Listed records:
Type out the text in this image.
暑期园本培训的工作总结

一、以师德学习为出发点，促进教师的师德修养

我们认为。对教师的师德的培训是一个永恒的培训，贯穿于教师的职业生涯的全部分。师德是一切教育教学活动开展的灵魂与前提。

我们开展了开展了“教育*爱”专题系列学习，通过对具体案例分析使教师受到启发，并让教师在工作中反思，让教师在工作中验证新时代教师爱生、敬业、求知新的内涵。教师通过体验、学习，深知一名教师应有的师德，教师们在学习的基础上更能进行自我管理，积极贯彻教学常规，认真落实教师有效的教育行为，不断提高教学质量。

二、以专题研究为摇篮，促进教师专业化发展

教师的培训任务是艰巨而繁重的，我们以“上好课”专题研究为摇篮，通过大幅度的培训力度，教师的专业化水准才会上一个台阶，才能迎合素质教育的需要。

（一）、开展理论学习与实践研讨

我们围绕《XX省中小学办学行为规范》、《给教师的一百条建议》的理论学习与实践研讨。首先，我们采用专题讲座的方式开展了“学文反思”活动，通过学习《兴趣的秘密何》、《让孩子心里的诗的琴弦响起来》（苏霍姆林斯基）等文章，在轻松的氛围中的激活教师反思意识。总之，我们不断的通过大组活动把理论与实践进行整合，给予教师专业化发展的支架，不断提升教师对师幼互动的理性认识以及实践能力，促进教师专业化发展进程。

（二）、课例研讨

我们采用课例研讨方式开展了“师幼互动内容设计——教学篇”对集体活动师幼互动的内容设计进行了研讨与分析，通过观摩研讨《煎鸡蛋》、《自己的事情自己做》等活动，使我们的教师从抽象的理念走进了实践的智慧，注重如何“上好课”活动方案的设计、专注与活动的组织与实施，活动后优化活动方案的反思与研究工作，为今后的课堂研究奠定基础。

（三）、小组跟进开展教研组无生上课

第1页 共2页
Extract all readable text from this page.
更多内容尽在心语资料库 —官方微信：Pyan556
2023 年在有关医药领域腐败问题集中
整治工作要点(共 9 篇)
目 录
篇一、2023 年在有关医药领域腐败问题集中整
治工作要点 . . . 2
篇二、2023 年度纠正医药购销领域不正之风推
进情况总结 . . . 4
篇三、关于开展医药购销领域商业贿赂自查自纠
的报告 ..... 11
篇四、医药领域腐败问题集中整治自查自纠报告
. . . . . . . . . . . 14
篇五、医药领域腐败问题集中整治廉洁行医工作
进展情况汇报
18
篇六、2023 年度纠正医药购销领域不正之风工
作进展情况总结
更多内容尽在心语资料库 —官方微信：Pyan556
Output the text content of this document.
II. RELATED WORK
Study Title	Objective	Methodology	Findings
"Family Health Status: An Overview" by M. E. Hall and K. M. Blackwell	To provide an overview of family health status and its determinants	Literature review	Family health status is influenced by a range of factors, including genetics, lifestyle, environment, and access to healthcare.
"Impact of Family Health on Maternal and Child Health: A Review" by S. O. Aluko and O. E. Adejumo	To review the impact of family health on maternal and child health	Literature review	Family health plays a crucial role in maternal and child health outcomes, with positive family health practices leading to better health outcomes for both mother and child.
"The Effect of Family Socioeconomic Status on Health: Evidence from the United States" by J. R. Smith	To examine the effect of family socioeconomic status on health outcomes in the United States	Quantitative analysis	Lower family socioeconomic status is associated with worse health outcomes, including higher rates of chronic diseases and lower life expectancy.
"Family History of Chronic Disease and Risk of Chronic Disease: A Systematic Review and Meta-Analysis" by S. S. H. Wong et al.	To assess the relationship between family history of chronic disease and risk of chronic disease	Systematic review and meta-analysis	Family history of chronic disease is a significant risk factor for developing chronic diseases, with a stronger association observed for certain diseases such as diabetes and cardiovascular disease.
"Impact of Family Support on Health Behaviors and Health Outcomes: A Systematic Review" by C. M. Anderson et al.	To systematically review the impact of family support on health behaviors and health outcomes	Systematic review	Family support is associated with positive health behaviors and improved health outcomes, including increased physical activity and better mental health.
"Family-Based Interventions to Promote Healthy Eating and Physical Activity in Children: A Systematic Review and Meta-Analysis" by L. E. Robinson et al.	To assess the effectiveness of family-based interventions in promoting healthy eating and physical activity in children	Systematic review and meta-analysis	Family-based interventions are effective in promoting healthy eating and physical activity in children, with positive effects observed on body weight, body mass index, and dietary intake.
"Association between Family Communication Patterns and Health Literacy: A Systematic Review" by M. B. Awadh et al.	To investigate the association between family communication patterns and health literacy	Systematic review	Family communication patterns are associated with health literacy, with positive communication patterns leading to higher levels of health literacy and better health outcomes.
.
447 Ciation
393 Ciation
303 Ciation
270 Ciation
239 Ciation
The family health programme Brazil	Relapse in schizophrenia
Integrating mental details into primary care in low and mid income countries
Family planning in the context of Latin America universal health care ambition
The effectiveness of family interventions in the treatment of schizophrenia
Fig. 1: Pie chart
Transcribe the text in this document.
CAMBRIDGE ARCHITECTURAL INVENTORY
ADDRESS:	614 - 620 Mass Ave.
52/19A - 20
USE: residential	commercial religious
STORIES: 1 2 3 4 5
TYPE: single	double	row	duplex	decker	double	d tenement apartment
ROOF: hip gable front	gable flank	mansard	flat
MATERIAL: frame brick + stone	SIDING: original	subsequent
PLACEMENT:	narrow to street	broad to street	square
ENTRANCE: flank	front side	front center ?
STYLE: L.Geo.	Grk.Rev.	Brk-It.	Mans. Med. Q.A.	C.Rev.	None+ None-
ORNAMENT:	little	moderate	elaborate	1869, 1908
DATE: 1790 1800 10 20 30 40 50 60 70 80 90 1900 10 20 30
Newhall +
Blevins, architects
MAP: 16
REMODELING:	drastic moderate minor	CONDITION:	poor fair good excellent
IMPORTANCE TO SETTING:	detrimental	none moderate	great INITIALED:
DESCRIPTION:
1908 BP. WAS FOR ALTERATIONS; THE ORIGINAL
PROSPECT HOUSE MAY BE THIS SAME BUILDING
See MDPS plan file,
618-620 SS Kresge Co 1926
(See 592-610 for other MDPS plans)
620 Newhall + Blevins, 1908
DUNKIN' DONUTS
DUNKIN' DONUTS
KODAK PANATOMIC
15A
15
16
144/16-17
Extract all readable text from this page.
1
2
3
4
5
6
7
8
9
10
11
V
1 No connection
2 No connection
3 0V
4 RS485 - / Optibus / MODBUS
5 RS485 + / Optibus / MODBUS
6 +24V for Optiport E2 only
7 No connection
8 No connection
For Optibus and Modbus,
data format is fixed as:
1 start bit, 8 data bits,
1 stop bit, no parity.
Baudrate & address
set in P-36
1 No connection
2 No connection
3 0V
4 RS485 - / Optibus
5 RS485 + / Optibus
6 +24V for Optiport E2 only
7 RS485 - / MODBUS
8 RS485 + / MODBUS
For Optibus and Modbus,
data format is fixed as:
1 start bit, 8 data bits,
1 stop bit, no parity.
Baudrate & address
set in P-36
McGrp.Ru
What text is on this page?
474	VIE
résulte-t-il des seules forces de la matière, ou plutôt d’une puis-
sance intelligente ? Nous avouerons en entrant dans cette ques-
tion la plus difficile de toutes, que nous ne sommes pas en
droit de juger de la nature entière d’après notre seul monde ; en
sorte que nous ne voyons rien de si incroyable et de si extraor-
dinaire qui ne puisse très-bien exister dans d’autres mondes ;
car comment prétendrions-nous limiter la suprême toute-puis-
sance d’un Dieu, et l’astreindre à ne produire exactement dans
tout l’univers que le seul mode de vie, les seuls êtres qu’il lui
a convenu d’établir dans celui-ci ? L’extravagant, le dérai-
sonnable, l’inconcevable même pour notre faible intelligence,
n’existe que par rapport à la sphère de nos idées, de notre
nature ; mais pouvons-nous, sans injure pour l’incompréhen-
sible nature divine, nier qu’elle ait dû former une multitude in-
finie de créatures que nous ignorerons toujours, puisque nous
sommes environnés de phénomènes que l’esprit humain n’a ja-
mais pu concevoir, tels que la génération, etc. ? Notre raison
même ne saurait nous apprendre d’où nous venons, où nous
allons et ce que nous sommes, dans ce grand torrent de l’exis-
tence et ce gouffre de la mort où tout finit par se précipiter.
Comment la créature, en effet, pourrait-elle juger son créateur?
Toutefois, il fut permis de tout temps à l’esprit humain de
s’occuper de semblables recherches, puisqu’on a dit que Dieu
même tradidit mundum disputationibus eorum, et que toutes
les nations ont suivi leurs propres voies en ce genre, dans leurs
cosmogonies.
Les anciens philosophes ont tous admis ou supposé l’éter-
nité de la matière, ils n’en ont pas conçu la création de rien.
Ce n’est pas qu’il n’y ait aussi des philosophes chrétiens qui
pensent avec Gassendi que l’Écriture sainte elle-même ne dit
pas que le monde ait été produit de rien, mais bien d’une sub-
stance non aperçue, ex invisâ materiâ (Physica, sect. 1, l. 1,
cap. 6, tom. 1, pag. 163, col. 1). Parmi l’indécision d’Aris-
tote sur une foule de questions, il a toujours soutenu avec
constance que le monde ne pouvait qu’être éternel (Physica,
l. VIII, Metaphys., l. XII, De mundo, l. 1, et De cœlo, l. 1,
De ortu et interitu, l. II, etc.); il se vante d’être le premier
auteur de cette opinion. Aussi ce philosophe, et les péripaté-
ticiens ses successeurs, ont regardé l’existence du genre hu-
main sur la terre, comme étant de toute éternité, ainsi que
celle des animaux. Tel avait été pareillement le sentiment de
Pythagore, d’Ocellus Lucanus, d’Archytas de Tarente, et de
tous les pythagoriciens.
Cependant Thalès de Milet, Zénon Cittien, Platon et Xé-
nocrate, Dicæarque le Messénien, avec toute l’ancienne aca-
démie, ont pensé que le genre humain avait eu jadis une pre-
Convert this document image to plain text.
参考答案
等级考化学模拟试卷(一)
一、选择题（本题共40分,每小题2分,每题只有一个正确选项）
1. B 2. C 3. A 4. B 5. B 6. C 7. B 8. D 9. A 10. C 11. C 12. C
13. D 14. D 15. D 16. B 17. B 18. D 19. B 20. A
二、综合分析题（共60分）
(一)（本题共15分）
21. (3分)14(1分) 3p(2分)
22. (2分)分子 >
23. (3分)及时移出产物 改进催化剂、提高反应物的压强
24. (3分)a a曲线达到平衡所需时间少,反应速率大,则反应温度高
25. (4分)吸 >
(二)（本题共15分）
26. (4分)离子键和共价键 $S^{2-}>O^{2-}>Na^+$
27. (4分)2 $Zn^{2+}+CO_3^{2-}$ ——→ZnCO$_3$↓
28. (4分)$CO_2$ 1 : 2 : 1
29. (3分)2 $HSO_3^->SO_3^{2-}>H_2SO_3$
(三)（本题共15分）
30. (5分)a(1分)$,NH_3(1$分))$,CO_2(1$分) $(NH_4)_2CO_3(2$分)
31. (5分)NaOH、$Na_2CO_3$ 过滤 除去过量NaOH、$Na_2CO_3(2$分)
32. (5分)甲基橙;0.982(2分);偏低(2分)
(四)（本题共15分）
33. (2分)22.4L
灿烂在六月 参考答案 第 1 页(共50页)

Goal of the exercise: Copy out all lines that carry the word "avait".

Result of the task:
celle des animaux. Tel avait été pareillement le sentiment de
démie, ont pensé que le genre humain avait eu jadis une pre-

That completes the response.